## WHAT YOU SHOULD DO
If a line of the data contains the word "options", it is counted; report how many such lines there are and nothing else.

## DATASET EXCERPTS
-- Opening Marker --
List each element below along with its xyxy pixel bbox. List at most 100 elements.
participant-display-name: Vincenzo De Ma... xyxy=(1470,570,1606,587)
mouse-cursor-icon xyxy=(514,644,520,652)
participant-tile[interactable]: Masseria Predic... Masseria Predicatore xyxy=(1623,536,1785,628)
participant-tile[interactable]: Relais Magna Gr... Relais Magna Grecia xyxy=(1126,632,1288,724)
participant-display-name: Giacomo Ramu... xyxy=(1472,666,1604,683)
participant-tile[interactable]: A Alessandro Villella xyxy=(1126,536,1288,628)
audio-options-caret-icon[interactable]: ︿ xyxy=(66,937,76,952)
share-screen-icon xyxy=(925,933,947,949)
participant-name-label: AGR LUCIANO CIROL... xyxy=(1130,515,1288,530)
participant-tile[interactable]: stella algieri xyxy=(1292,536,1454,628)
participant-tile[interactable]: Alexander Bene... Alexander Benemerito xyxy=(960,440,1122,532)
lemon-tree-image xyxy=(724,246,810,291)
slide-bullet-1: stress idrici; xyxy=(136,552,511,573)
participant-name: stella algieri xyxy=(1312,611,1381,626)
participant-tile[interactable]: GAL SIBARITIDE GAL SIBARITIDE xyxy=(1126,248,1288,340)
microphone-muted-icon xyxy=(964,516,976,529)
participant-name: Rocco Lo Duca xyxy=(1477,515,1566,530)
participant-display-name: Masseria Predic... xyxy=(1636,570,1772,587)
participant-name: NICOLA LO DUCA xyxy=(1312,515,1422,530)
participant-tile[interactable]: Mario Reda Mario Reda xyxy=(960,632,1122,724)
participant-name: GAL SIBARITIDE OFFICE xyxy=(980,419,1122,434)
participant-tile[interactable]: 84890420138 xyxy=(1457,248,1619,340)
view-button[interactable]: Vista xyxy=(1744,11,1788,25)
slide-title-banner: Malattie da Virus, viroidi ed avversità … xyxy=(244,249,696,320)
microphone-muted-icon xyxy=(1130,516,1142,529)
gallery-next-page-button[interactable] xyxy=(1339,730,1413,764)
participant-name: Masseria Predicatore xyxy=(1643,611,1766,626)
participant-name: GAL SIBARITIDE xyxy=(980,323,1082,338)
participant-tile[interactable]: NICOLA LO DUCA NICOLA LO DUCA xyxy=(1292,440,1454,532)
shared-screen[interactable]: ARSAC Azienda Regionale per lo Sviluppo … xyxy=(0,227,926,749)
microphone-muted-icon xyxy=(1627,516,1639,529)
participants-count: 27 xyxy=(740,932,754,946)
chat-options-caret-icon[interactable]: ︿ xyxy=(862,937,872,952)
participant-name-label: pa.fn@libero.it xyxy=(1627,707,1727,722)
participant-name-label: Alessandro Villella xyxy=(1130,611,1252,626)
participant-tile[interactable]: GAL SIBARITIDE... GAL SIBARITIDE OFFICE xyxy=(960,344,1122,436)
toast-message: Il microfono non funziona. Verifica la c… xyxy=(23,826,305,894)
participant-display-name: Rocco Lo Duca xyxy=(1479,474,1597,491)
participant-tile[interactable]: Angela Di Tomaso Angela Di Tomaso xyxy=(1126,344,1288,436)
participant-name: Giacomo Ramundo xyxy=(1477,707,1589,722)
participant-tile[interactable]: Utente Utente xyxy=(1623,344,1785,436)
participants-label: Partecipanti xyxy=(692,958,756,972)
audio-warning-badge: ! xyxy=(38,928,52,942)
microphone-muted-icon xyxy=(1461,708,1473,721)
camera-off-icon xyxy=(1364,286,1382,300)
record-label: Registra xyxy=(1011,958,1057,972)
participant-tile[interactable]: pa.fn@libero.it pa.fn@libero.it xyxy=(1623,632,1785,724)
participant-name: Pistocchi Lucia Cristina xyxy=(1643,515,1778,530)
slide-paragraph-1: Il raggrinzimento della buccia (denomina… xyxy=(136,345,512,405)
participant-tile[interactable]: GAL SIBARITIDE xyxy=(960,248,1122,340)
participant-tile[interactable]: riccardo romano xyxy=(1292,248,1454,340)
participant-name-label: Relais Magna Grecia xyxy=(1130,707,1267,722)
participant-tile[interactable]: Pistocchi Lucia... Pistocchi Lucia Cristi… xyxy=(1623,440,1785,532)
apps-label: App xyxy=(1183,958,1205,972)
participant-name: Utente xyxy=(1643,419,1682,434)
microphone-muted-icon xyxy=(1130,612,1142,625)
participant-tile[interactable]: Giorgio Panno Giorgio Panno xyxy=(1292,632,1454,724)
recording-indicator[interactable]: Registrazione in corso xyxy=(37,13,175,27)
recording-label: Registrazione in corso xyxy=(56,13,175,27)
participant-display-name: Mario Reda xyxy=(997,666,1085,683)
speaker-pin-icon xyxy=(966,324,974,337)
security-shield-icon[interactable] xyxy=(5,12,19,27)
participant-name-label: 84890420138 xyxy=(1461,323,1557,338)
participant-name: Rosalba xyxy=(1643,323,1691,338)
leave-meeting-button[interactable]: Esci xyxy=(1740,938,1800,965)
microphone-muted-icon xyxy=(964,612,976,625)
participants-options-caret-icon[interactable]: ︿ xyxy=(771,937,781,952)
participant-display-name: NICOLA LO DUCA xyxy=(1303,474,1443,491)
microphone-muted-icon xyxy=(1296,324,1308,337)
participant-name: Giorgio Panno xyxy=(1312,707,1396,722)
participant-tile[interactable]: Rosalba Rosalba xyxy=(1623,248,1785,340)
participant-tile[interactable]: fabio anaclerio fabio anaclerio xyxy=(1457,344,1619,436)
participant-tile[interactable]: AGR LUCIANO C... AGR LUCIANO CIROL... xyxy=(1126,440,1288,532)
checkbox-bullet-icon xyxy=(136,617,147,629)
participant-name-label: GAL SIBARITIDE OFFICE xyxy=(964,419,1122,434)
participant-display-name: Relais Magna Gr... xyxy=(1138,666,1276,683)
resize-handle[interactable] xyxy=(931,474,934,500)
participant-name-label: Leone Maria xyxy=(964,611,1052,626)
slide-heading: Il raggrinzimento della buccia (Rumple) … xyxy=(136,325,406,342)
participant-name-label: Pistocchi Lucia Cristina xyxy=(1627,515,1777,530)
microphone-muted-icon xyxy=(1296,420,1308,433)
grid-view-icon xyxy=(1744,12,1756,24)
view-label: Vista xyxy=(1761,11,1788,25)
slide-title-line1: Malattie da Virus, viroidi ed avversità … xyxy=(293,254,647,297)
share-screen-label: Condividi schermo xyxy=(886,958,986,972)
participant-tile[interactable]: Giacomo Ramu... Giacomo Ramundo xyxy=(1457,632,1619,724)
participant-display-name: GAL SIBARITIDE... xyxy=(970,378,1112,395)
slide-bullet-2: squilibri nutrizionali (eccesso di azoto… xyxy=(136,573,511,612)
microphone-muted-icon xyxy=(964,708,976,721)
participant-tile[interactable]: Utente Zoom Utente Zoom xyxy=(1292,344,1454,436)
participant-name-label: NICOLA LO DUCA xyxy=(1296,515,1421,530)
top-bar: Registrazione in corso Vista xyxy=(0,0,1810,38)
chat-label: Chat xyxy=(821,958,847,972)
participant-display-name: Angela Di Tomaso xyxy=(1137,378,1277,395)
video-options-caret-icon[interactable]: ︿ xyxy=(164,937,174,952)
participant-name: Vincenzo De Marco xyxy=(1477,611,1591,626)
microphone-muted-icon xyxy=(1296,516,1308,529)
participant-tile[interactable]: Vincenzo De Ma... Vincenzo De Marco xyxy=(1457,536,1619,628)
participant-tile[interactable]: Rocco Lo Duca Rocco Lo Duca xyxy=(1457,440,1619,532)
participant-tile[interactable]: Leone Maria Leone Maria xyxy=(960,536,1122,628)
-- Closing Marker --
## EXERCISE SOLUTION
4